Exercise task> Wherever a line below holds the word "text", copy that line.

Raw records>
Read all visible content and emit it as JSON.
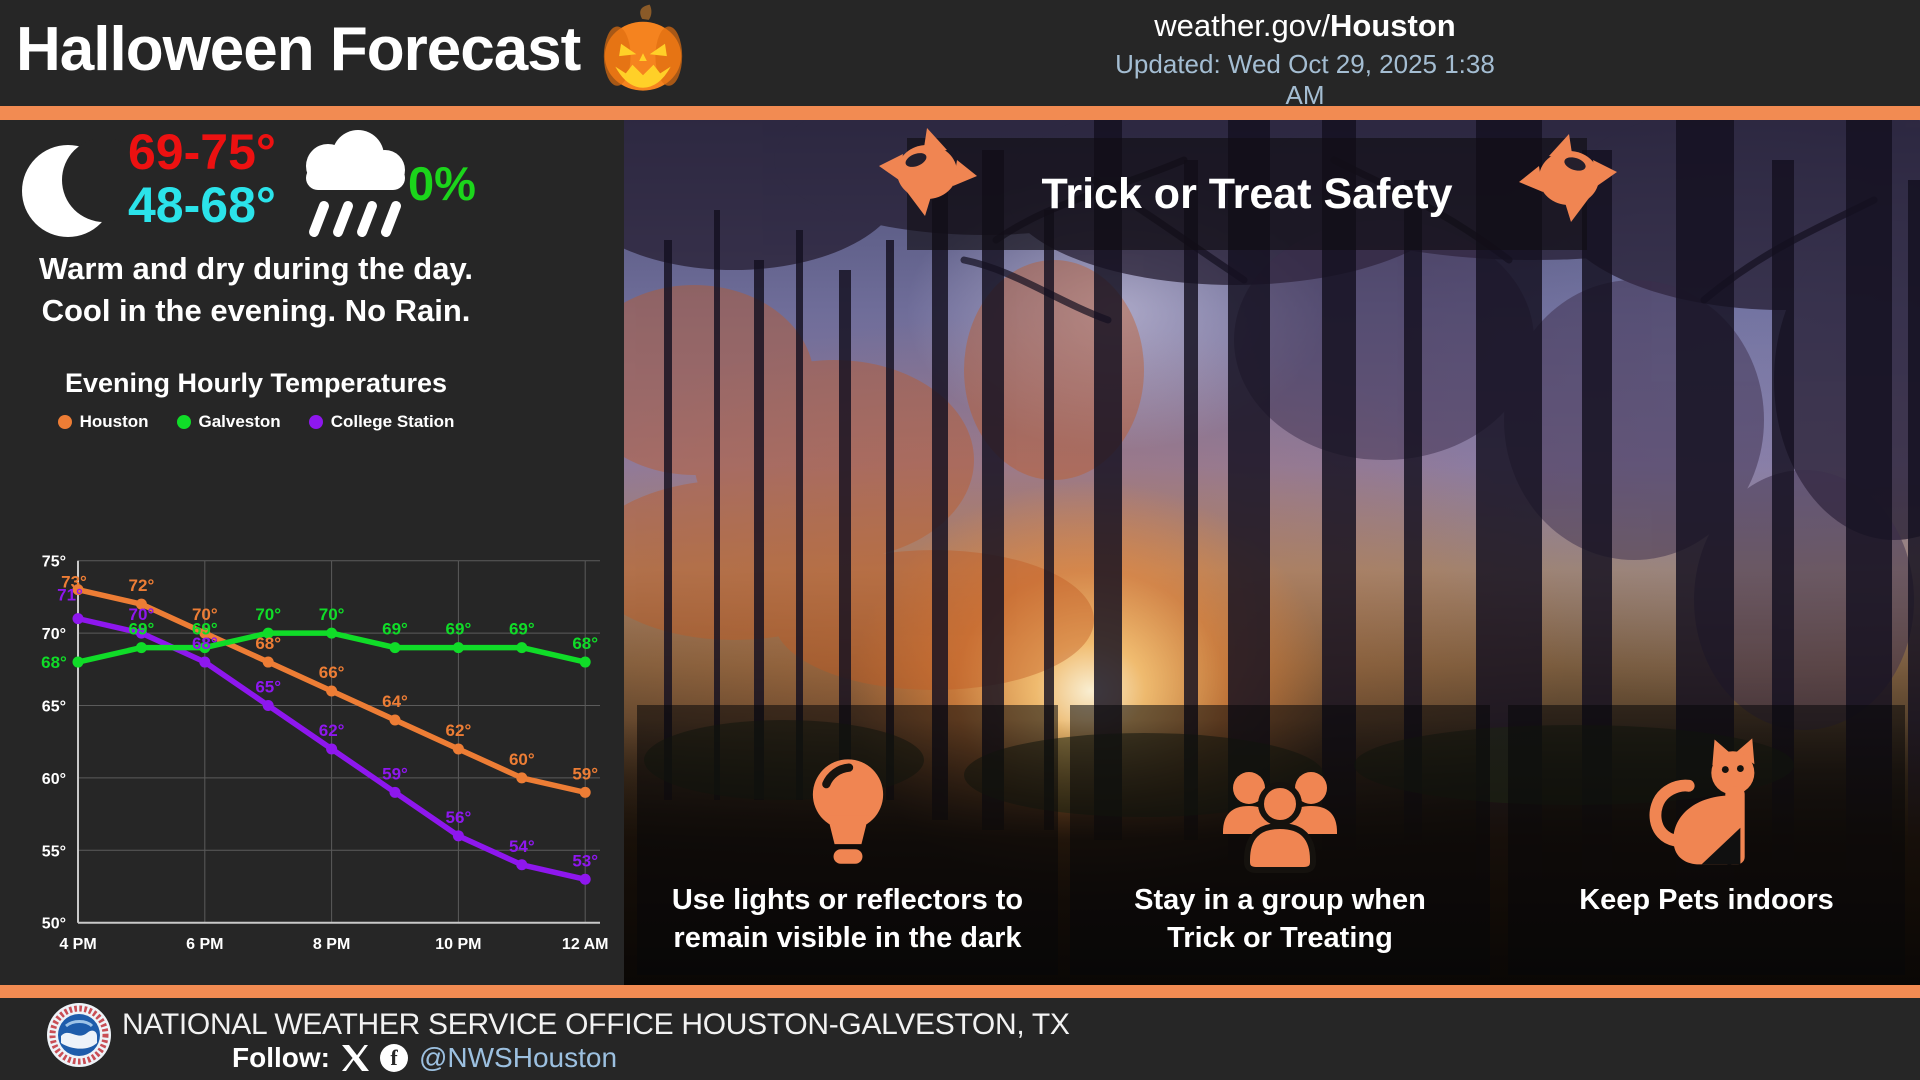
{
  "header": {
    "title": "Halloween Forecast",
    "site_regular": "weather.gov/",
    "site_bold": "Houston",
    "updated": "Updated: Wed Oct 29, 2025 1:38 AM"
  },
  "conditions": {
    "high_range": "69-75°",
    "low_range": "48-68°",
    "precip_chance": "0%",
    "summary_line1": "Warm and dry during the day.",
    "summary_line2": "Cool in the evening. No Rain."
  },
  "chart_data": {
    "type": "line",
    "title": "Evening Hourly Temperatures",
    "x": [
      "4 PM",
      "5 PM",
      "6 PM",
      "7 PM",
      "8 PM",
      "9 PM",
      "10 PM",
      "11 PM",
      "12 AM"
    ],
    "x_ticks": [
      {
        "i": 0,
        "label": "4 PM"
      },
      {
        "i": 2,
        "label": "6 PM"
      },
      {
        "i": 4,
        "label": "8 PM"
      },
      {
        "i": 6,
        "label": "10 PM"
      },
      {
        "i": 8,
        "label": "12 AM"
      }
    ],
    "ylim": [
      50,
      75
    ],
    "y_ticks": [
      75,
      70,
      65,
      60,
      55,
      50
    ],
    "y_tick_suffix": "°",
    "grid": true,
    "legend_position": "top",
    "series": [
      {
        "name": "Houston",
        "color": "#ED7D35",
        "values": [
          73,
          72,
          70,
          68,
          66,
          64,
          62,
          60,
          59
        ]
      },
      {
        "name": "Galveston",
        "color": "#10DC28",
        "values": [
          68,
          69,
          69,
          70,
          70,
          69,
          69,
          69,
          68
        ]
      },
      {
        "name": "College Station",
        "color": "#8E17EE",
        "values": [
          71,
          70,
          68,
          65,
          62,
          59,
          56,
          54,
          53
        ]
      }
    ]
  },
  "safety": {
    "banner_title": "Trick or Treat Safety",
    "tips": [
      {
        "icon": "lightbulb-icon",
        "text": "Use lights or reflectors to\nremain visible in the dark"
      },
      {
        "icon": "group-icon",
        "text": "Stay in a group when\nTrick or Treating"
      },
      {
        "icon": "cat-icon",
        "text": "Keep Pets indoors"
      }
    ]
  },
  "footer": {
    "office": "NATIONAL WEATHER SERVICE OFFICE HOUSTON-GALVESTON, TX",
    "follow_label": "Follow:",
    "handle": "@NWSHouston"
  },
  "icons": [
    "pumpkin-icon",
    "moon-icon",
    "rain-cloud-icon",
    "candy-icon",
    "lightbulb-icon",
    "group-icon",
    "cat-icon",
    "nws-logo",
    "x-logo",
    "facebook-logo"
  ],
  "colors": {
    "accent": "#F28B52",
    "red": "#ED1111",
    "cyan": "#2BE3EA",
    "green": "#1BD51B",
    "updated": "#A4BDD2",
    "handle": "#9CC0E0"
  }
}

Answer below>
        "text": "Use lights or reflectors to\nremain visible in the dark"
        "text": "Stay in a group when\nTrick or Treating"
        "text": "Keep Pets indoors"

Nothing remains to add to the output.